### What you should do
Copy out each line of the listing that has the word "this" in it.

◆ ◆ ◆ ◆ ◆ ◆ ◆

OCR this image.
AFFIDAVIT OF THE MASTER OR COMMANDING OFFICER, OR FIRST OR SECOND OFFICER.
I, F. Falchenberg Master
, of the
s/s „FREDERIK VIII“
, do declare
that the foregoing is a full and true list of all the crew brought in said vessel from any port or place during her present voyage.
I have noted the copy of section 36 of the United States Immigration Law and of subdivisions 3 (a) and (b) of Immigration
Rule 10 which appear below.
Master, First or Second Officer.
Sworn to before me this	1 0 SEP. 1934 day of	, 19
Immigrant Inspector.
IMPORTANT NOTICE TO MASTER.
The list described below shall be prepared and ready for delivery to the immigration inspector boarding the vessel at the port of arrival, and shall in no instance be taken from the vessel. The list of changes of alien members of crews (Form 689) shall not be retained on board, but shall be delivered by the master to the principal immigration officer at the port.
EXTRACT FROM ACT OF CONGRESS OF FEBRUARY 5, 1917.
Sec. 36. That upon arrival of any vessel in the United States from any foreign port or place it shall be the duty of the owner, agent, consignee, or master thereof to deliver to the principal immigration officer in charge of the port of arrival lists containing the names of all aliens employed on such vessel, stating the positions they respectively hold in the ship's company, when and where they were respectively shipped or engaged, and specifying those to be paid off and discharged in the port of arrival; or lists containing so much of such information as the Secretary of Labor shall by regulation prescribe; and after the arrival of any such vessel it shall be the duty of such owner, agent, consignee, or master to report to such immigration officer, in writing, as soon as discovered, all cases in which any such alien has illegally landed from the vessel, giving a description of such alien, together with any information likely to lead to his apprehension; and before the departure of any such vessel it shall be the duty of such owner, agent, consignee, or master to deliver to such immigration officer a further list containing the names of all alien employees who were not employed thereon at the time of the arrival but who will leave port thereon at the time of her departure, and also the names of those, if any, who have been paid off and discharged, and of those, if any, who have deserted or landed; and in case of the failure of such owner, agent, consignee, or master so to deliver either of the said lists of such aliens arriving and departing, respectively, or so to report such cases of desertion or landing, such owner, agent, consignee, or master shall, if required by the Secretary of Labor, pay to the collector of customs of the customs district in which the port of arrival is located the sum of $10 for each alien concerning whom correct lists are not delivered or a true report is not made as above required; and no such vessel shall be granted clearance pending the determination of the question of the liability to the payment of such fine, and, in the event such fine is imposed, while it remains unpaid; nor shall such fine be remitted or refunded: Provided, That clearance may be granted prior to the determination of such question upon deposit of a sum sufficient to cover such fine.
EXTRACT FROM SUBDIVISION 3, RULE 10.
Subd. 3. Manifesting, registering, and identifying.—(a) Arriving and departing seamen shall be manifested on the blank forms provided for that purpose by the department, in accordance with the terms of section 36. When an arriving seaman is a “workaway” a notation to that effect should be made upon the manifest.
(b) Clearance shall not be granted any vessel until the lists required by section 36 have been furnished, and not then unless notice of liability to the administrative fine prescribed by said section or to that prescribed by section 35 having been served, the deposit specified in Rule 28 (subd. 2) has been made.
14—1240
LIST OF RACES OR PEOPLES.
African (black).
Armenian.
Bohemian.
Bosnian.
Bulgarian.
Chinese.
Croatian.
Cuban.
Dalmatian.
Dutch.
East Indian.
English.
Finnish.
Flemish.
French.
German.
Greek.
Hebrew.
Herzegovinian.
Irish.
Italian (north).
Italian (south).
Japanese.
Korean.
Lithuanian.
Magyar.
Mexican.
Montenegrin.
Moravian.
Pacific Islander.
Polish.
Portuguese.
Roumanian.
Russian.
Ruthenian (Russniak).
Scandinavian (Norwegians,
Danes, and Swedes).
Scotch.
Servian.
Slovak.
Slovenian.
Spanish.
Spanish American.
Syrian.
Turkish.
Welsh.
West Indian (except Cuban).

◆ ◆ ◆ ◆ ◆ ◆ ◆

### Output of the exercise
OCR this image.
Sworn to before me this	1 0 SEP. 1934 day of	, 19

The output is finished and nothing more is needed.